(Data records)
::::

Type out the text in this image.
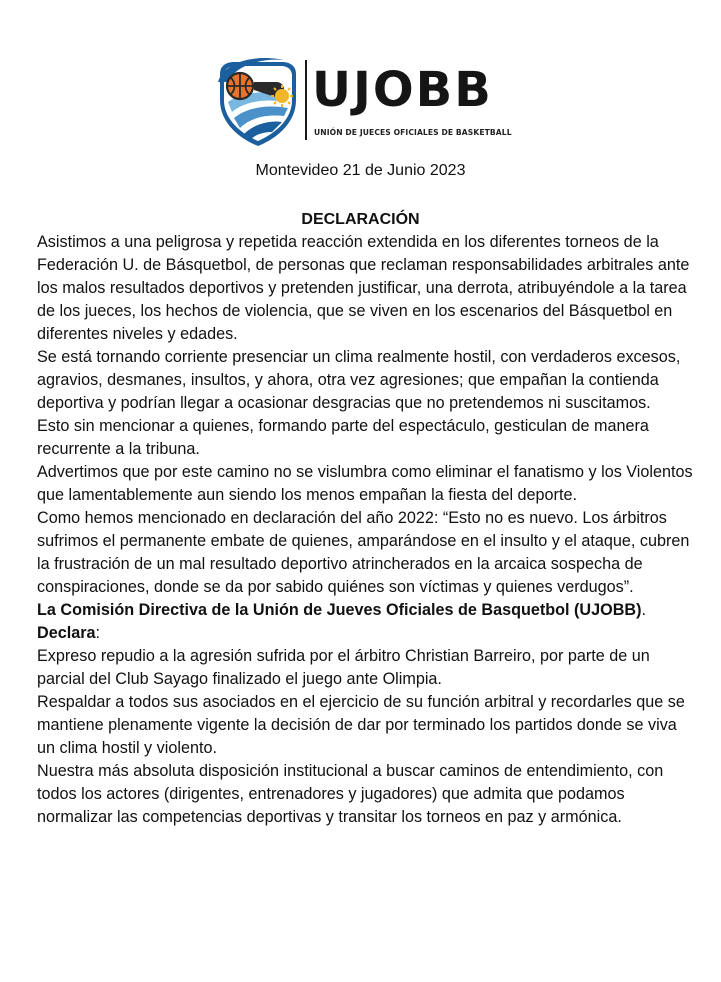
UJOBB
UNIÓN DE JUECES OFICIALES DE BASKETBALL
Montevideo 21 de Junio 2023
DECLARACIÓN

Asistimos a una peligrosa y repetida reacción extendida en los diferentes torneos de la Federación U. de Básquetbol, de personas que reclaman responsabilidades arbitrales ante los malos resultados deportivos y pretenden justificar, una derrota, atribuyéndole a la tarea de los jueces, los hechos de violencia, que se viven en los escenarios del Básquetbol en diferentes niveles y edades.

Se está tornando corriente presenciar un clima realmente hostil, con verdaderos excesos, agravios, desmanes, insultos, y ahora, otra vez agresiones; que empañan la contienda deportiva y podrían llegar a ocasionar desgracias que no pretendemos ni suscitamos.

Esto sin mencionar a quienes, formando parte del espectáculo, gesticulan de manera recurrente a la tribuna.

Advertimos que por este camino no se vislumbra como eliminar el fanatismo y los Violentos que lamentablemente aun siendo los menos empañan la fiesta del deporte.

Como hemos mencionado en declaración del año 2022: “Esto no es nuevo. Los árbitros sufrimos el permanente embate de quienes, amparándose en el insulto y el ataque, cubren la frustración de un mal resultado deportivo atrincherados en la arcaica sospecha de conspiraciones, donde se da por sabido quiénes son víctimas y quienes verdugos”.

La Comisión Directiva de la Unión de Jueves Oficiales de Basquetbol (UJOBB).

Declara:

Expreso repudio a la agresión sufrida por el árbitro Christian Barreiro, por parte de un parcial del Club Sayago finalizado el juego ante Olimpia.

Respaldar a todos sus asociados en el ejercicio de su función arbitral y recordarles que se mantiene plenamente vigente la decisión de dar por terminado los partidos donde se viva un clima hostil y violento.

Nuestra más absoluta disposición institucional a buscar caminos de entendimiento, con todos los actores (dirigentes, entrenadores y jugadores) que admita que podamos normalizar las competencias deportivas y transitar los torneos en paz y armónica.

::::

* **GOAL**
Point out every line holding the string "empañan" and copy it.

* **THE RESULT**
Se está tornando corriente presenciar un clima realmente hostil, con verdaderos excesos, agravios, desmanes, insultos, y ahora, otra vez agresiones; que empañan la contienda deportiva y podrían llegar a ocasionar desgracias que no pretendemos ni suscitamos.
Advertimos que por este camino no se vislumbra como eliminar el fanatismo y los Violentos que lamentablemente aun siendo los menos empañan la fiesta del deporte.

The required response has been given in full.